*REQUIRED WORK*
Extract every line of the records below, reproducing each one word for word.

----- GIVEN DATA

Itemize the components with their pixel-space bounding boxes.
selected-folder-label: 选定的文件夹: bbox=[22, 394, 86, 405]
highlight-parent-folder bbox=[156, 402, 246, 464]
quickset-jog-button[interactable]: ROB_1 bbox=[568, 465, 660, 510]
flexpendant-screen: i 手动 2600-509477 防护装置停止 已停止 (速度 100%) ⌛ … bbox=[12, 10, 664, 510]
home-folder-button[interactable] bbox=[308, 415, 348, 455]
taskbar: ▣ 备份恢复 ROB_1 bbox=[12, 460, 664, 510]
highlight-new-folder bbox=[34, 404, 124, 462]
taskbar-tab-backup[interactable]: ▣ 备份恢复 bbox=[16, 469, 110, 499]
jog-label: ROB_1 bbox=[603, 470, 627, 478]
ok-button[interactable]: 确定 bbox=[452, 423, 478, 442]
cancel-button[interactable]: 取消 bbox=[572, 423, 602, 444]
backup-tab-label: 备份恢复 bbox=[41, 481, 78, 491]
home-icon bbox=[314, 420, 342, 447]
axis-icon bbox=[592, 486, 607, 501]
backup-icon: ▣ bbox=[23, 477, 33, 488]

----------

*EXPECTED ANSWER*
Itemize the components with their pixel-space bounding boxes.
selected-folder-label: 选定的文件夹: bbox=[22, 394, 86, 405]
highlight-parent-folder bbox=[156, 402, 246, 464]
quickset-jog-button[interactable]: ROB_1 bbox=[568, 465, 660, 510]
flexpendant-screen: i 手动 2600-509477 防护装置停止 已停止 (速度 100%) ⌛ … bbox=[12, 10, 664, 510]
home-folder-button[interactable] bbox=[308, 415, 348, 455]
taskbar: ▣ 备份恢复 ROB_1 bbox=[12, 460, 664, 510]
highlight-new-folder bbox=[34, 404, 124, 462]
taskbar-tab-backup[interactable]: ▣ 备份恢复 bbox=[16, 469, 110, 499]
jog-label: ROB_1 bbox=[603, 470, 627, 478]
ok-button[interactable]: 确定 bbox=[452, 423, 478, 442]
cancel-button[interactable]: 取消 bbox=[572, 423, 602, 444]
backup-tab-label: 备份恢复 bbox=[41, 481, 78, 491]
home-icon bbox=[314, 420, 342, 447]
axis-icon bbox=[592, 486, 607, 501]
backup-icon: ▣ bbox=[23, 477, 33, 488]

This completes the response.